▶ **The problem**:
Echo verbatim the stretch of the failed-drive post from "I wouldn't see" through "completely failed state.".

▶ **Document excerpt**:
=====

0

In the middle of a Windows 10 update, the computer restarted itself but wasn't able to boot back into Windows with a boot device not found error. I booted the machine to a Windows Media Creation Tool to attempt to repair the update without success because none of the options available to me (repair, reinstall, rollback) were even permitted. I removed the HDD from the computer and plugged it into a working Windows machine (using a SATA-USB adapter) but could not even discover the drive in Windows Explorer, despite being recognized by Device Manager.

UPDATE

I originally thought, for a number of reasons, that the update was responsible for modifying the drive's boot sector but one of the contributors was actually correct that the Windows update merely exposed a faulty HDD and consequently put the drive in an unbootable state. This was in part confirmed by the Windows disk management tool which exposed a cyclic redundancy check error.

If this has happened to you, the drive obviously must be replaced and a specialized data-recovery program is likely your only hope at data recovery. I was able to recover everything using Stellar Data Recovery which I now highly recommend.

2 Answers 2

2

CRC errors might more be coming from the USB adapter. I trust SATA/USB adapters way less than I trust hard drives (for reasons of experience). However, since we did see data corruption on the original system:

I wouldn't see how an update specifically damages your hard drive. My guess is your hard drive started failing a long time ago, but your system was able to use reserved blocks to work around bad sectors (or something similar). The update was a write-intense workload that uncovered more broken sectors than known before, so that the device now basically went into a completely failed state.

=====

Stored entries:
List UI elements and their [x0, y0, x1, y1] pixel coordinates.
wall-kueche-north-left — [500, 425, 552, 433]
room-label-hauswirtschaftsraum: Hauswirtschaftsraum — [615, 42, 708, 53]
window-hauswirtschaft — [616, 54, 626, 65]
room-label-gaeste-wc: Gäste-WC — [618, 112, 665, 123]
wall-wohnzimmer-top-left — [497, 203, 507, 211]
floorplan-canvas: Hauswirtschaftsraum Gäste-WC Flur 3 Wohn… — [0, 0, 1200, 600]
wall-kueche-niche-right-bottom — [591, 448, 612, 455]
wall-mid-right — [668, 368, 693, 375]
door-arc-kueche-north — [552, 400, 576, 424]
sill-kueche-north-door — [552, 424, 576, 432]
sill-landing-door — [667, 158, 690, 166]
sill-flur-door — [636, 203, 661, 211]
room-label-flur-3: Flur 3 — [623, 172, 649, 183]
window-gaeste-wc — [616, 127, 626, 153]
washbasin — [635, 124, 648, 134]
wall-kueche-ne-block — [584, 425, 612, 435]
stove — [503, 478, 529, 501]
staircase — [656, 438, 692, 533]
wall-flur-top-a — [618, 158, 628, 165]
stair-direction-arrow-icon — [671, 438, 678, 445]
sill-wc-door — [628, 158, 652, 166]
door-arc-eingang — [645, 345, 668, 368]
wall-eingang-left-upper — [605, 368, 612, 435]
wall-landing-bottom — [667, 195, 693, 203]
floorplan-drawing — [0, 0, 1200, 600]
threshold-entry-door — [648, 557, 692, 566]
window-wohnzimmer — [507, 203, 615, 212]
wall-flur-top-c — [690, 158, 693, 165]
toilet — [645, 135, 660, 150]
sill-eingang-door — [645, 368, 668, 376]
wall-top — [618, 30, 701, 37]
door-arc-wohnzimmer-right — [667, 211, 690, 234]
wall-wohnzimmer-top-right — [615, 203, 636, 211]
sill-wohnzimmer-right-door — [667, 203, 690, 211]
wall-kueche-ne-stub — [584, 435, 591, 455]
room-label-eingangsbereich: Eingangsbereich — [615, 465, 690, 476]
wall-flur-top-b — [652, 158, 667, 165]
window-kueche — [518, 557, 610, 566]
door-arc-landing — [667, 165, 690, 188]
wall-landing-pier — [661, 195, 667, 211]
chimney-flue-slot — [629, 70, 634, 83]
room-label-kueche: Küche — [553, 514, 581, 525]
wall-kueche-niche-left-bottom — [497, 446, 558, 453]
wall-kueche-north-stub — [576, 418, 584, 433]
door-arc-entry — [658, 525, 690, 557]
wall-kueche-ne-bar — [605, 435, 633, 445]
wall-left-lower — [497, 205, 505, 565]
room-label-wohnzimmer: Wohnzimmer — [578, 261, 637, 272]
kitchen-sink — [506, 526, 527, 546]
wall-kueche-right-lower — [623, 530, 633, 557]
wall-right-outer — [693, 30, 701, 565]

=====

▶ **Solution**:
I wouldn't see how an update specifically damages your hard drive. My guess is your hard drive started failing a long time ago, but your system was able to use reserved blocks to work around bad sectors (or something similar). The update was a write-intense workload that uncovered more broken sectors than known before, so that the device now basically went into a completely failed state.